>> start RAW DATA
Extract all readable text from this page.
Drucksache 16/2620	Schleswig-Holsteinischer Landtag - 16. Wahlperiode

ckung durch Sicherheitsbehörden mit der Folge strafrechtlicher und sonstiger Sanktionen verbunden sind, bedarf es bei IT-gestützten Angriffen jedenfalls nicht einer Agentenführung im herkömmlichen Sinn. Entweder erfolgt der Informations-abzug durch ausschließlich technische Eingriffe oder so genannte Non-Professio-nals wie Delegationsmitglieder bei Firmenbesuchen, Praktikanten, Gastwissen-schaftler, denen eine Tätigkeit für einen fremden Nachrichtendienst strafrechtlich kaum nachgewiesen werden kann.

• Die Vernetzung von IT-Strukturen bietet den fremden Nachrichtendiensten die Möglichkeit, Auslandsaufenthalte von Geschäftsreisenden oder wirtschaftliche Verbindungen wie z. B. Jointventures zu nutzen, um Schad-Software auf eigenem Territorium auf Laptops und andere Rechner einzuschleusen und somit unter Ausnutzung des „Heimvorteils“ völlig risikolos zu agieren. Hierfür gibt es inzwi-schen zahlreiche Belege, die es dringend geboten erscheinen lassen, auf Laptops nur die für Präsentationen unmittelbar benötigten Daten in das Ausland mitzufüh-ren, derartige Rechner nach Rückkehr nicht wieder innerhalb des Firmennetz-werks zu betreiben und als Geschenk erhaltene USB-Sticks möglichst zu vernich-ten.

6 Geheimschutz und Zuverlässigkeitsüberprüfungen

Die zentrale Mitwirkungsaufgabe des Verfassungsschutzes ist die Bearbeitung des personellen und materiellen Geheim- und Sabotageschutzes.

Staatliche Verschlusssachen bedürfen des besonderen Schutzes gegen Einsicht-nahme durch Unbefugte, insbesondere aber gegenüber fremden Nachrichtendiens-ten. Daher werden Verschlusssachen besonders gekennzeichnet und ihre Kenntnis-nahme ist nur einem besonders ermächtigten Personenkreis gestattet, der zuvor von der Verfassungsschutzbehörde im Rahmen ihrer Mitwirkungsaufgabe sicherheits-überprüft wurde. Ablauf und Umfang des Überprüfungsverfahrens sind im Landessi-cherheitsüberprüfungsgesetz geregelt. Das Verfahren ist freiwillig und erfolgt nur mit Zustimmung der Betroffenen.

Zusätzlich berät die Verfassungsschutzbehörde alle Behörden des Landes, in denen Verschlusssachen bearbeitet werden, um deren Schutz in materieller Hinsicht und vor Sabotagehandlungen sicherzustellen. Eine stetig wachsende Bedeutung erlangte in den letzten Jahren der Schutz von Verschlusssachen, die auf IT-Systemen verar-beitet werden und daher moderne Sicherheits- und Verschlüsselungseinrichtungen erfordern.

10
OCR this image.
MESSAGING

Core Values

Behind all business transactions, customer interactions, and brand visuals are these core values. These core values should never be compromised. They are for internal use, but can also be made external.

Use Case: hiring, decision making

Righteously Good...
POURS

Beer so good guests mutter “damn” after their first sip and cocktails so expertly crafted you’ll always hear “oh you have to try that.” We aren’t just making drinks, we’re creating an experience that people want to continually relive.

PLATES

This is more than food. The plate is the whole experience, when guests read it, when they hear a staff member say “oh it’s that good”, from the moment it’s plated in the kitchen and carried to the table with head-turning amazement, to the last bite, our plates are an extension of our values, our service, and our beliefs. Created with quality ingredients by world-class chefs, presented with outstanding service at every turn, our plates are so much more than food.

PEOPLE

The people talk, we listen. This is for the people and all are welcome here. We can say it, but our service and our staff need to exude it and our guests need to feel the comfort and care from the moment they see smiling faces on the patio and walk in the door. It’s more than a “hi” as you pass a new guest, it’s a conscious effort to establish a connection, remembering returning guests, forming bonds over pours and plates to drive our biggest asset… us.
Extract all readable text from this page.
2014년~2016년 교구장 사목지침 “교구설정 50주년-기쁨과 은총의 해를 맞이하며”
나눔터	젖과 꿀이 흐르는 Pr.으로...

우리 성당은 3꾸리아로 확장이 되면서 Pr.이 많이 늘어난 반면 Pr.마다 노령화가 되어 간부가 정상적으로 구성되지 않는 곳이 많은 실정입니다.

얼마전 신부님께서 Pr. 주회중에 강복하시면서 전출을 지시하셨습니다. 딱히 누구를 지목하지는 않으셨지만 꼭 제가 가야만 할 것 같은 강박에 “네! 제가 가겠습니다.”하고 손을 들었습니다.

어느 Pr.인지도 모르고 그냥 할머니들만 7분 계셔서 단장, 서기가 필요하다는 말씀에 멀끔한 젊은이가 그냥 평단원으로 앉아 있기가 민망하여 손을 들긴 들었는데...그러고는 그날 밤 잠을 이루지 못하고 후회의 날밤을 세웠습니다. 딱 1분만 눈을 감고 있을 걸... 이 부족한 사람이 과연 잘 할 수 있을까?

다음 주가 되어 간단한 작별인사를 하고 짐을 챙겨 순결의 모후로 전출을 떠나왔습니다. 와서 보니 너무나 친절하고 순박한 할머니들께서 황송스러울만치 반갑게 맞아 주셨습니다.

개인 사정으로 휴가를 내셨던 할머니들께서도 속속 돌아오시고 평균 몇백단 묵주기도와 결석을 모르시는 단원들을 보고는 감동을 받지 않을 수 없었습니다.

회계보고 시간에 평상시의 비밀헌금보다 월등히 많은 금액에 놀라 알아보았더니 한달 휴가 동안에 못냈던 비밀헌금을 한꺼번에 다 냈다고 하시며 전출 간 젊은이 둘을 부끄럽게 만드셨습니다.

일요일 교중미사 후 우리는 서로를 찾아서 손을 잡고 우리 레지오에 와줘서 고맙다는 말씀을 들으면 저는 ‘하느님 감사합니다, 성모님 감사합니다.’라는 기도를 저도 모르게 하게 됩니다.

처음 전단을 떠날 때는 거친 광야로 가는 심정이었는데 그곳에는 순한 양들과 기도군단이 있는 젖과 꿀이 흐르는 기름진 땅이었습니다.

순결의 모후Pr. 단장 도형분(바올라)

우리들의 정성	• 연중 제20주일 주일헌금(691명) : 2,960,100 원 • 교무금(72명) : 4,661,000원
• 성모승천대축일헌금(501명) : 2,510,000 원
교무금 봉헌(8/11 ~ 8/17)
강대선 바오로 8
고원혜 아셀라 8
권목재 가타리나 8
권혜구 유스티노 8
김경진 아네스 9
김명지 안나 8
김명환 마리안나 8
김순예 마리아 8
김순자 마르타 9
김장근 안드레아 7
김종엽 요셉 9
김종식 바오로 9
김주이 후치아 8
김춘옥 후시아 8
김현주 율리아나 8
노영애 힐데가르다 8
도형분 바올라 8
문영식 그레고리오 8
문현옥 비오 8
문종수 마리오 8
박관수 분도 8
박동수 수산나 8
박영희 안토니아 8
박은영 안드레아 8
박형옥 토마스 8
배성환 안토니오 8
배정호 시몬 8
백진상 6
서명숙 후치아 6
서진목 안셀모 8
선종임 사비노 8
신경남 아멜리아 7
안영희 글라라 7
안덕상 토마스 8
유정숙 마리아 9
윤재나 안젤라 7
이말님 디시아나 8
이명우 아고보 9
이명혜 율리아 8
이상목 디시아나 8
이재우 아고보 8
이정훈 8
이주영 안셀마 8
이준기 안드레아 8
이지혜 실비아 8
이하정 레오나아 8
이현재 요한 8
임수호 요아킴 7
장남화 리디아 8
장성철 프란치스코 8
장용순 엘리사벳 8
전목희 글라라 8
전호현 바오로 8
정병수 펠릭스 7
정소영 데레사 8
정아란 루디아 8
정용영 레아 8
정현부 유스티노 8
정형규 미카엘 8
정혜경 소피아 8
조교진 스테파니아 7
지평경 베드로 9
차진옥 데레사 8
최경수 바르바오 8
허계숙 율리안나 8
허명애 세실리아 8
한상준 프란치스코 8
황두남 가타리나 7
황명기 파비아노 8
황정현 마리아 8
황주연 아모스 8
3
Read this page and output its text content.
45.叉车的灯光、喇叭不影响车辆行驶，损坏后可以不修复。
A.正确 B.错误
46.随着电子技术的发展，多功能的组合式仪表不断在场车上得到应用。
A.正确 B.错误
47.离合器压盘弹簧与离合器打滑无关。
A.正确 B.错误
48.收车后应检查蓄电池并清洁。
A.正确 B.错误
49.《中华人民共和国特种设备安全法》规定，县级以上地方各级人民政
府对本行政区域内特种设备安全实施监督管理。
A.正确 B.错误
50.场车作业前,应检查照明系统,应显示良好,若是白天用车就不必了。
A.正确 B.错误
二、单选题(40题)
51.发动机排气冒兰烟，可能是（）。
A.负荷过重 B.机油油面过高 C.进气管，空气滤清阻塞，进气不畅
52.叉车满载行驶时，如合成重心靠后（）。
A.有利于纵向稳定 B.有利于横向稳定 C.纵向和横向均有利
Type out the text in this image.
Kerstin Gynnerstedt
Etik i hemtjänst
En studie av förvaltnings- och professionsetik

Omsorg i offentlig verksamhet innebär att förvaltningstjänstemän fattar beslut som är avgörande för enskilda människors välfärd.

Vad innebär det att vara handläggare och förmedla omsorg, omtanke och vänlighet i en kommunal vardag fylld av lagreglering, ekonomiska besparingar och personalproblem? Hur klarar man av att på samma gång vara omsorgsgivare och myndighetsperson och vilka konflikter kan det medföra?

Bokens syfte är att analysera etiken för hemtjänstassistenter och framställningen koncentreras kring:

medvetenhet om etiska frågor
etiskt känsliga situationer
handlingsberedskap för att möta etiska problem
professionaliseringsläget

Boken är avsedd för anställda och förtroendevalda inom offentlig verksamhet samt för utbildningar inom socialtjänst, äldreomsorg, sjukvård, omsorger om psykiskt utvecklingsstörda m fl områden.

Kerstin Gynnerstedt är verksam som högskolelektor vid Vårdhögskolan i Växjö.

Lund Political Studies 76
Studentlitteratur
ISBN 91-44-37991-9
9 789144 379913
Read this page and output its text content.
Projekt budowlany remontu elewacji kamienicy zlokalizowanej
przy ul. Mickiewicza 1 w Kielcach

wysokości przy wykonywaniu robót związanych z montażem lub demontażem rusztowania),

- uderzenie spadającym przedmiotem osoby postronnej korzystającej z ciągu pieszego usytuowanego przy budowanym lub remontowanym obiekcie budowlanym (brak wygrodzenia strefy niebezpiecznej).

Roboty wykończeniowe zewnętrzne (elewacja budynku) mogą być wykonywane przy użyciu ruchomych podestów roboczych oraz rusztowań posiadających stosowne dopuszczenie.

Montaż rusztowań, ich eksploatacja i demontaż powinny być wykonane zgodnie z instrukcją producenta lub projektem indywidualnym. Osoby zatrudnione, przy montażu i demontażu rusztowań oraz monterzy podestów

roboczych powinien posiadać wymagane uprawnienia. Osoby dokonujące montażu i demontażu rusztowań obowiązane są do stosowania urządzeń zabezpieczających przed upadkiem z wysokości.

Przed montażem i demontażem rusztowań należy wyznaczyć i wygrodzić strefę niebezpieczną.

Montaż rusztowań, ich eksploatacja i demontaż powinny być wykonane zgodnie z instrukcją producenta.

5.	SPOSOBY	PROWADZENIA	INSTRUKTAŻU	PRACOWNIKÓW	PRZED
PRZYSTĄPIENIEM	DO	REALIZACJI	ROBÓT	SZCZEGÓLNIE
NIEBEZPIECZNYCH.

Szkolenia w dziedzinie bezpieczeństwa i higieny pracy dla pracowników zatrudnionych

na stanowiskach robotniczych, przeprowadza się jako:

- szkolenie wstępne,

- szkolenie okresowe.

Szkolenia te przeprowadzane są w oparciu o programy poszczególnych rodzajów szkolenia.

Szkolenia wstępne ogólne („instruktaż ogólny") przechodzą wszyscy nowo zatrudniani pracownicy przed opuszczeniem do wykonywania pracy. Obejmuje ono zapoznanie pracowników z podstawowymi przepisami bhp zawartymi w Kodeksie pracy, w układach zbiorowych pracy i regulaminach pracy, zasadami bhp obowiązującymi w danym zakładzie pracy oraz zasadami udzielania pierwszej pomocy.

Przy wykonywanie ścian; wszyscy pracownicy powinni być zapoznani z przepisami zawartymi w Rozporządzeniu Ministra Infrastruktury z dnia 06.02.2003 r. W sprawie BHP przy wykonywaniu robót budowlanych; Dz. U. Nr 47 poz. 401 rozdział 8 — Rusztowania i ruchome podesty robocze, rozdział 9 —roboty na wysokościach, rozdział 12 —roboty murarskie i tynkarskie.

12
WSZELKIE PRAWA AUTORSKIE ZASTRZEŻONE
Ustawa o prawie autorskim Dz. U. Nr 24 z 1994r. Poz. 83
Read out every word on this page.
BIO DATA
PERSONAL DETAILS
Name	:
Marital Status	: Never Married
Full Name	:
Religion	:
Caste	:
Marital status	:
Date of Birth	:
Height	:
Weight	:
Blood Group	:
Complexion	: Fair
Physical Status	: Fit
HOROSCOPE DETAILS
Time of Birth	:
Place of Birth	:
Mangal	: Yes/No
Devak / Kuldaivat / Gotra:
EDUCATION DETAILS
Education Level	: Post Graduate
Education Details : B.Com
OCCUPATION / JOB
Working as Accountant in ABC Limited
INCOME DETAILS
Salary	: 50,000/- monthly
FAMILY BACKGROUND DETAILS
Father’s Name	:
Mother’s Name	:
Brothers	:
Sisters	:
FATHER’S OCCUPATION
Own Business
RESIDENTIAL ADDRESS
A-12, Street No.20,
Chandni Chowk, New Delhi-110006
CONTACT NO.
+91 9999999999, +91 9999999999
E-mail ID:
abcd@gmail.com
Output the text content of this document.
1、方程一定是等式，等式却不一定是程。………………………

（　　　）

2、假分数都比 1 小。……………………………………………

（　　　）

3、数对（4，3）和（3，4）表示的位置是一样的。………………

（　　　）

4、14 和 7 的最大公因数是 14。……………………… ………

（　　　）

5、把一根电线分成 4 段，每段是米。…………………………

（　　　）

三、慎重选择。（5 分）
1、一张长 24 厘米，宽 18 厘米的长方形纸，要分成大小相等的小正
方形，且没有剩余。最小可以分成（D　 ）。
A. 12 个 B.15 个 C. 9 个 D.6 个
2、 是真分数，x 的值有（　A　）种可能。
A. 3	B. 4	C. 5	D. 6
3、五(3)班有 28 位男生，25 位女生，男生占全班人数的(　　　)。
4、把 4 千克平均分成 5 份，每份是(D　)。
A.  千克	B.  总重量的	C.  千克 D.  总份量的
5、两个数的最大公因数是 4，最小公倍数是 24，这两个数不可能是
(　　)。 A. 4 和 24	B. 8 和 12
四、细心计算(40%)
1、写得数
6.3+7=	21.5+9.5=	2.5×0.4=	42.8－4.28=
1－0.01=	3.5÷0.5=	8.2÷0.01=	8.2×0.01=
>> end RAW DATA
◆ TASK DESCRIPTION ◆
Output only the lines from the one holding "Output the text content of this document." through the last line above, exactly as they appear.

◆ RESPONSE TO THIS EXERCISE ◆
Output the text content of this document.
1、方程一定是等式，等式却不一定是程。………………………

（　　　）

2、假分数都比 1 小。……………………………………………

（　　　）

3、数对（4，3）和（3，4）表示的位置是一样的。………………

（　　　）

4、14 和 7 的最大公因数是 14。……………………… ………

（　　　）

5、把一根电线分成 4 段，每段是米。…………………………

（　　　）

三、慎重选择。（5 分）
1、一张长 24 厘米，宽 18 厘米的长方形纸，要分成大小相等的小正
方形，且没有剩余。最小可以分成（D　 ）。
A. 12 个 B.15 个 C. 9 个 D.6 个
2、 是真分数，x 的值有（　A　）种可能。
A. 3	B. 4	C. 5	D. 6
3、五(3)班有 28 位男生，25 位女生，男生占全班人数的(　　　)。
4、把 4 千克平均分成 5 份，每份是(D　)。
A.  千克	B.  总重量的	C.  千克 D.  总份量的
5、两个数的最大公因数是 4，最小公倍数是 24，这两个数不可能是
(　　)。 A. 4 和 24	B. 8 和 12
四、细心计算(40%)
1、写得数
6.3+7=	21.5+9.5=	2.5×0.4=	42.8－4.28=
1－0.01=	3.5÷0.5=	8.2÷0.01=	8.2×0.01=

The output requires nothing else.